Layout coordinate data:
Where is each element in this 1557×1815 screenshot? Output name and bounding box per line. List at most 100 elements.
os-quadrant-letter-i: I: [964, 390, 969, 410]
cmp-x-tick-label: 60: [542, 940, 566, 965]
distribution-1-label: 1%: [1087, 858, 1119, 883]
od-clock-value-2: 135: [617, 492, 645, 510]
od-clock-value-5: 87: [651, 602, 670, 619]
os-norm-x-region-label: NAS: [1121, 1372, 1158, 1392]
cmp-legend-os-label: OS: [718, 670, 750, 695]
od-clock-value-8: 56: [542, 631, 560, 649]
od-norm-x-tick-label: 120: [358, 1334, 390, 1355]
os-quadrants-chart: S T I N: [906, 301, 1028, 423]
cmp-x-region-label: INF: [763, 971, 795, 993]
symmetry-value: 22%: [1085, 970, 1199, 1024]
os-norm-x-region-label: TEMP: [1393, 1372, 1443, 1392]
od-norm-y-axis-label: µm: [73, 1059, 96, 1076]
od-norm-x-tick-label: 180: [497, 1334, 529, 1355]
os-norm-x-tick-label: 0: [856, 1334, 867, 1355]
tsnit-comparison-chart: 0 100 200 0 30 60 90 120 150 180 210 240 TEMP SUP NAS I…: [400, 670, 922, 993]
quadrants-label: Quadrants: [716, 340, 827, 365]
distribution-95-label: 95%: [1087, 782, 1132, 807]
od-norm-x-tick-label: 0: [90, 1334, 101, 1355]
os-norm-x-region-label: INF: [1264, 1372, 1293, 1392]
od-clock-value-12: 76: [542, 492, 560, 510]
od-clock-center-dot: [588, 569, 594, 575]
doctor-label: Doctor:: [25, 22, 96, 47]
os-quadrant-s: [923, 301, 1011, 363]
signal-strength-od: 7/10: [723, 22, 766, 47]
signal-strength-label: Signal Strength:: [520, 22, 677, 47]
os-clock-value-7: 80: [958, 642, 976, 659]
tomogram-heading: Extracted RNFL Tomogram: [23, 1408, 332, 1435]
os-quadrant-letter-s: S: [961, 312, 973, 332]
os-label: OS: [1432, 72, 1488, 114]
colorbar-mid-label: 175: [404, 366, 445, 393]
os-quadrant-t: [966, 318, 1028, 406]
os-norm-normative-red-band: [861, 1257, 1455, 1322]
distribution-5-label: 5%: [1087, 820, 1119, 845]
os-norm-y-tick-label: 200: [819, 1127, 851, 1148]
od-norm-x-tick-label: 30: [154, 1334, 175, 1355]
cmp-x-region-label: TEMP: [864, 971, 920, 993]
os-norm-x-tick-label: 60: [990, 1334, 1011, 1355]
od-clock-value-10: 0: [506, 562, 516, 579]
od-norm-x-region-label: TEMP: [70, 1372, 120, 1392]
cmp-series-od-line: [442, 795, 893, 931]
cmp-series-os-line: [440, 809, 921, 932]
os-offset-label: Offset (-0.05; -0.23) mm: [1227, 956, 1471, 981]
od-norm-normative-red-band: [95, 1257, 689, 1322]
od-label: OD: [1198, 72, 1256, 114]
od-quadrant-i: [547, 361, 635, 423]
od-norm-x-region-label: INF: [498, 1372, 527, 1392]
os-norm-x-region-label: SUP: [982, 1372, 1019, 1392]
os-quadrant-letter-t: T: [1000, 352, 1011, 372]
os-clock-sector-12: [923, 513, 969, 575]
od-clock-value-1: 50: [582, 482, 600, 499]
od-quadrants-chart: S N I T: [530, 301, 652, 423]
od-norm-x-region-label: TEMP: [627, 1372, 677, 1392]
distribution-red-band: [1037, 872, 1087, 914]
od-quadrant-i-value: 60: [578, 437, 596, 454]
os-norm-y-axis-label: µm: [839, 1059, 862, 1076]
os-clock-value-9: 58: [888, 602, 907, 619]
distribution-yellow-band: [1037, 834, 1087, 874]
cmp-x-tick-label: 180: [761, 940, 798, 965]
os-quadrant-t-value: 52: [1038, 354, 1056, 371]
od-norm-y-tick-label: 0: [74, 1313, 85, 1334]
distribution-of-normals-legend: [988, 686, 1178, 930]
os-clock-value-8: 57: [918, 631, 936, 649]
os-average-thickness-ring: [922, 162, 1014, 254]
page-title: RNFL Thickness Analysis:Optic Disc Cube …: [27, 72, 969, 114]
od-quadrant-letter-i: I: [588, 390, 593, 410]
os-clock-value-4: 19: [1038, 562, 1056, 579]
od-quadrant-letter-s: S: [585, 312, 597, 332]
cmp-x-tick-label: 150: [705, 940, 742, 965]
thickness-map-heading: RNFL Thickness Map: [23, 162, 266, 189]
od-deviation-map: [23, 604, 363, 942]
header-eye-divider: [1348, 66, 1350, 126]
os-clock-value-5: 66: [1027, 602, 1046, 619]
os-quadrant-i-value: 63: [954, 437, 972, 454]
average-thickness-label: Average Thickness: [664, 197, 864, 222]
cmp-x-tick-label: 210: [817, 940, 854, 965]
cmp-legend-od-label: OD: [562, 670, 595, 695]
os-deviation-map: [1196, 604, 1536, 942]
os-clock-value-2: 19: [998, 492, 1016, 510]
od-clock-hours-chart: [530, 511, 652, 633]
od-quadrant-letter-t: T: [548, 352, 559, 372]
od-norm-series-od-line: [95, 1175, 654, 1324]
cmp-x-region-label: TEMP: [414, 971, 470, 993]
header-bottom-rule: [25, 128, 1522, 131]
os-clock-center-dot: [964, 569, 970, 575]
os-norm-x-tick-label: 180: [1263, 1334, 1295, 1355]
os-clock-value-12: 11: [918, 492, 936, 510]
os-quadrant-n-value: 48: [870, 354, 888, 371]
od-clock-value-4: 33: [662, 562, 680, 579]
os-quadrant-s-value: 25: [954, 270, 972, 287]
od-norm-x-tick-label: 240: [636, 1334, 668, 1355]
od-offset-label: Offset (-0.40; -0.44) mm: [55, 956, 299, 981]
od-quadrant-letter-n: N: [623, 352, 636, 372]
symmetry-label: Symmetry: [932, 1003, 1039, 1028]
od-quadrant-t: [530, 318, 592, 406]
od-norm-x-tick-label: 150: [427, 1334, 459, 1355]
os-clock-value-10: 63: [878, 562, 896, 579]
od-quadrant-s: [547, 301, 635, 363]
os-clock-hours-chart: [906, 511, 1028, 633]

** Short exercise **
Print the lines of the records from the first one through the line holding "tomogram-heading: Extracted RNFL", inclusive.

** Result of this exercise **
Where is each element in this 1557×1815 screenshot? Output name and bounding box per line. List at most 100 elements.
os-quadrant-letter-i: I: [964, 390, 969, 410]
cmp-x-tick-label: 60: [542, 940, 566, 965]
distribution-1-label: 1%: [1087, 858, 1119, 883]
od-clock-value-2: 135: [617, 492, 645, 510]
od-clock-value-5: 87: [651, 602, 670, 619]
os-norm-x-region-label: NAS: [1121, 1372, 1158, 1392]
cmp-legend-os-label: OS: [718, 670, 750, 695]
od-clock-value-8: 56: [542, 631, 560, 649]
od-norm-x-tick-label: 120: [358, 1334, 390, 1355]
os-quadrants-chart: S T I N: [906, 301, 1028, 423]
cmp-x-region-label: INF: [763, 971, 795, 993]
symmetry-value: 22%: [1085, 970, 1199, 1024]
os-norm-x-region-label: TEMP: [1393, 1372, 1443, 1392]
od-norm-y-axis-label: µm: [73, 1059, 96, 1076]
od-norm-x-tick-label: 180: [497, 1334, 529, 1355]
os-norm-x-tick-label: 0: [856, 1334, 867, 1355]
tsnit-comparison-chart: 0 100 200 0 30 60 90 120 150 180 210 240 TEMP SUP NAS I…: [400, 670, 922, 993]
quadrants-label: Quadrants: [716, 340, 827, 365]
distribution-95-label: 95%: [1087, 782, 1132, 807]
od-norm-x-tick-label: 0: [90, 1334, 101, 1355]
os-norm-x-region-label: INF: [1264, 1372, 1293, 1392]
od-clock-value-12: 76: [542, 492, 560, 510]
od-clock-center-dot: [588, 569, 594, 575]
doctor-label: Doctor:: [25, 22, 96, 47]
os-quadrant-s: [923, 301, 1011, 363]
signal-strength-od: 7/10: [723, 22, 766, 47]
signal-strength-label: Signal Strength:: [520, 22, 677, 47]
os-clock-value-7: 80: [958, 642, 976, 659]
tomogram-heading: Extracted RNFL Tomogram: [23, 1408, 332, 1435]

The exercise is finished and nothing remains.